[PROBLEM STATEMENT] Only the pictures are left out: repeat the rest of the entries exactly.

[RECORDS PROVIDED]
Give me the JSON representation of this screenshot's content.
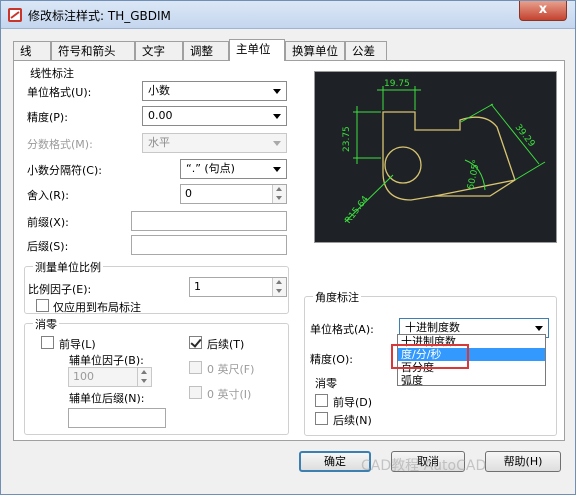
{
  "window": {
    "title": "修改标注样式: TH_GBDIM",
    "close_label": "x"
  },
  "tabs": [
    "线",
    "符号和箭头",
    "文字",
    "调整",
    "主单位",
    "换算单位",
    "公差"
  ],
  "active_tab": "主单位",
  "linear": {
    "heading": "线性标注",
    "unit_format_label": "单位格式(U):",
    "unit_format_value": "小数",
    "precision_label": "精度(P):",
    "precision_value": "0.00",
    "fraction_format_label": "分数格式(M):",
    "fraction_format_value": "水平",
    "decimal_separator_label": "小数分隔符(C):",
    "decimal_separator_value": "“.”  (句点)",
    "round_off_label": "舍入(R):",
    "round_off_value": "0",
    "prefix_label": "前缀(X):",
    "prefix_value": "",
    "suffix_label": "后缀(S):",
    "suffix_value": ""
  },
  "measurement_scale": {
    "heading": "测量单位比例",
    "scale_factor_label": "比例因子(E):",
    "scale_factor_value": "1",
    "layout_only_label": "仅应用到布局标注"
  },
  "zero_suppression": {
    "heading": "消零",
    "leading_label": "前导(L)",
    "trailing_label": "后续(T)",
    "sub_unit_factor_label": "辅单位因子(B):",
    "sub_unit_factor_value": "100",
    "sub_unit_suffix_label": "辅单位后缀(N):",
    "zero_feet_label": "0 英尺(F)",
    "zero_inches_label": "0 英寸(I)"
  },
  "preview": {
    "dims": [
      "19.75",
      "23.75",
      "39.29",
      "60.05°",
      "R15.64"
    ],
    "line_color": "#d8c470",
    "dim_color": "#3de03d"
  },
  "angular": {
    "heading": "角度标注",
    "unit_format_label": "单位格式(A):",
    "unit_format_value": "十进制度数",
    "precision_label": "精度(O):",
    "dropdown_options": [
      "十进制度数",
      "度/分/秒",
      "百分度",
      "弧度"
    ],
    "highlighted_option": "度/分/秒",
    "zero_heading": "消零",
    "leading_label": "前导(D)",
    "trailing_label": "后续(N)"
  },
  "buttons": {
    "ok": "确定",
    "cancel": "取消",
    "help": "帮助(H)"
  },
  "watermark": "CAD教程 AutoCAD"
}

[EXERCISE ANSWER]
Give me the JSON representation of this screenshot's content.
{
  "window": {
    "title": "修改标注样式: TH_GBDIM",
    "close_label": "x"
  },
  "tabs": [
    "线",
    "符号和箭头",
    "文字",
    "调整",
    "主单位",
    "换算单位",
    "公差"
  ],
  "active_tab": "主单位",
  "linear": {
    "heading": "线性标注",
    "unit_format_label": "单位格式(U):",
    "unit_format_value": "小数",
    "precision_label": "精度(P):",
    "precision_value": "0.00",
    "fraction_format_label": "分数格式(M):",
    "fraction_format_value": "水平",
    "decimal_separator_label": "小数分隔符(C):",
    "decimal_separator_value": "“.”  (句点)",
    "round_off_label": "舍入(R):",
    "round_off_value": "0",
    "prefix_label": "前缀(X):",
    "prefix_value": "",
    "suffix_label": "后缀(S):",
    "suffix_value": ""
  },
  "measurement_scale": {
    "heading": "测量单位比例",
    "scale_factor_label": "比例因子(E):",
    "scale_factor_value": "1",
    "layout_only_label": "仅应用到布局标注"
  },
  "zero_suppression": {
    "heading": "消零",
    "leading_label": "前导(L)",
    "trailing_label": "后续(T)",
    "sub_unit_factor_label": "辅单位因子(B):",
    "sub_unit_factor_value": "100",
    "sub_unit_suffix_label": "辅单位后缀(N):",
    "zero_feet_label": "0 英尺(F)",
    "zero_inches_label": "0 英寸(I)"
  },
  "preview": {
    "dims": [
      "19.75",
      "23.75",
      "39.29",
      "60.05°",
      "R15.64"
    ],
    "line_color": "#d8c470",
    "dim_color": "#3de03d"
  },
  "angular": {
    "heading": "角度标注",
    "unit_format_label": "单位格式(A):",
    "unit_format_value": "十进制度数",
    "precision_label": "精度(O):",
    "dropdown_options": [
      "十进制度数",
      "度/分/秒",
      "百分度",
      "弧度"
    ],
    "highlighted_option": "度/分/秒",
    "zero_heading": "消零",
    "leading_label": "前导(D)",
    "trailing_label": "后续(N)"
  },
  "buttons": {
    "ok": "确定",
    "cancel": "取消",
    "help": "帮助(H)"
  },
  "watermark": "CAD教程 AutoCAD"
}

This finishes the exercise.